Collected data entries
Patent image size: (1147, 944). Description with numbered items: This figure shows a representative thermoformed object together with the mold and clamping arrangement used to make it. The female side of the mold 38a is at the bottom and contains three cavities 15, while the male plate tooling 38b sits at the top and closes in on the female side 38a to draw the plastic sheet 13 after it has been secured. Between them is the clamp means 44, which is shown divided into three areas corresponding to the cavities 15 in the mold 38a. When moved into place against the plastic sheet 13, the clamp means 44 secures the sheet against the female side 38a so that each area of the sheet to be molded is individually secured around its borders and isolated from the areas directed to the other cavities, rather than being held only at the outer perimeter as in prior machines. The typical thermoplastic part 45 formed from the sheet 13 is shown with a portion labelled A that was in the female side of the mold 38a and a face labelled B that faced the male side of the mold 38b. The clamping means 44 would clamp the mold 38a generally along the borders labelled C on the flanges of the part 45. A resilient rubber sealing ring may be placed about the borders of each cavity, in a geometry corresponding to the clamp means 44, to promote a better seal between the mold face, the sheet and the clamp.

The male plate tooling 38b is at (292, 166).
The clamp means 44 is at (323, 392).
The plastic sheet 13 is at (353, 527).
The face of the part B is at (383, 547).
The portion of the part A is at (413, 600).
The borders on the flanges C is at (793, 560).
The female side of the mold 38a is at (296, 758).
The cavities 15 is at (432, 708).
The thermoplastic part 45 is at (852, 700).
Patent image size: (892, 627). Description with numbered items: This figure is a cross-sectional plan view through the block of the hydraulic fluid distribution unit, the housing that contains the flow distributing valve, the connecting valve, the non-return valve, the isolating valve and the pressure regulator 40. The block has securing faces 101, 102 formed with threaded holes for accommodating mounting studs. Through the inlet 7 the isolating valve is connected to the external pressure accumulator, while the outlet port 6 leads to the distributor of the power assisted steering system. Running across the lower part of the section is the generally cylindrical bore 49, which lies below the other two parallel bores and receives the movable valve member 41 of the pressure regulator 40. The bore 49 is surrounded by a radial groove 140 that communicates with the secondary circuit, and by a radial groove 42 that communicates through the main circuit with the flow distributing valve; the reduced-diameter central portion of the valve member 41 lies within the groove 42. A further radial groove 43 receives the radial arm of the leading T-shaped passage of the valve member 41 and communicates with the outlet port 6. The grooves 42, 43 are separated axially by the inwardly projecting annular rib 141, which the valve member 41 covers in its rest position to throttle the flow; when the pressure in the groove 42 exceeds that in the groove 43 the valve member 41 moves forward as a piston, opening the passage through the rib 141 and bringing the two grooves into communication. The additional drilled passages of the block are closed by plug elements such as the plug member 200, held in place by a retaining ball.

**WHAT IS BEING ASKED:**
Reproduce the rows starting at the beginning of the records and ending at the line containing "The thermoplastic part 45 is at (852, 700).", substituting "clamping assembly" for "clamping arrangement" and leaving all else unchanged.

**ANSWER TO THE TASK:**
Patent image size: (1147, 944). Description with numbered items: This figure shows a representative thermoformed object together with the mold and clamping assembly used to make it. The female side of the mold 38a is at the bottom and contains three cavities 15, while the male plate tooling 38b sits at the top and closes in on the female side 38a to draw the plastic sheet 13 after it has been secured. Between them is the clamp means 44, which is shown divided into three areas corresponding to the cavities 15 in the mold 38a. When moved into place against the plastic sheet 13, the clamp means 44 secures the sheet against the female side 38a so that each area of the sheet to be molded is individually secured around its borders and isolated from the areas directed to the other cavities, rather than being held only at the outer perimeter as in prior machines. The typical thermoplastic part 45 formed from the sheet 13 is shown with a portion labelled A that was in the female side of the mold 38a and a face labelled B that faced the male side of the mold 38b. The clamping means 44 would clamp the mold 38a generally along the borders labelled C on the flanges of the part 45. A resilient rubber sealing ring may be placed about the borders of each cavity, in a geometry corresponding to the clamp means 44, to promote a better seal between the mold face, the sheet and the clamp.

The male plate tooling 38b is at (292, 166).
The clamp means 44 is at (323, 392).
The plastic sheet 13 is at (353, 527).
The face of the part B is at (383, 547).
The portion of the part A is at (413, 600).
The borders on the flanges C is at (793, 560).
The female side of the mold 38a is at (296, 758).
The cavities 15 is at (432, 708).
The thermoplastic part 45 is at (852, 700).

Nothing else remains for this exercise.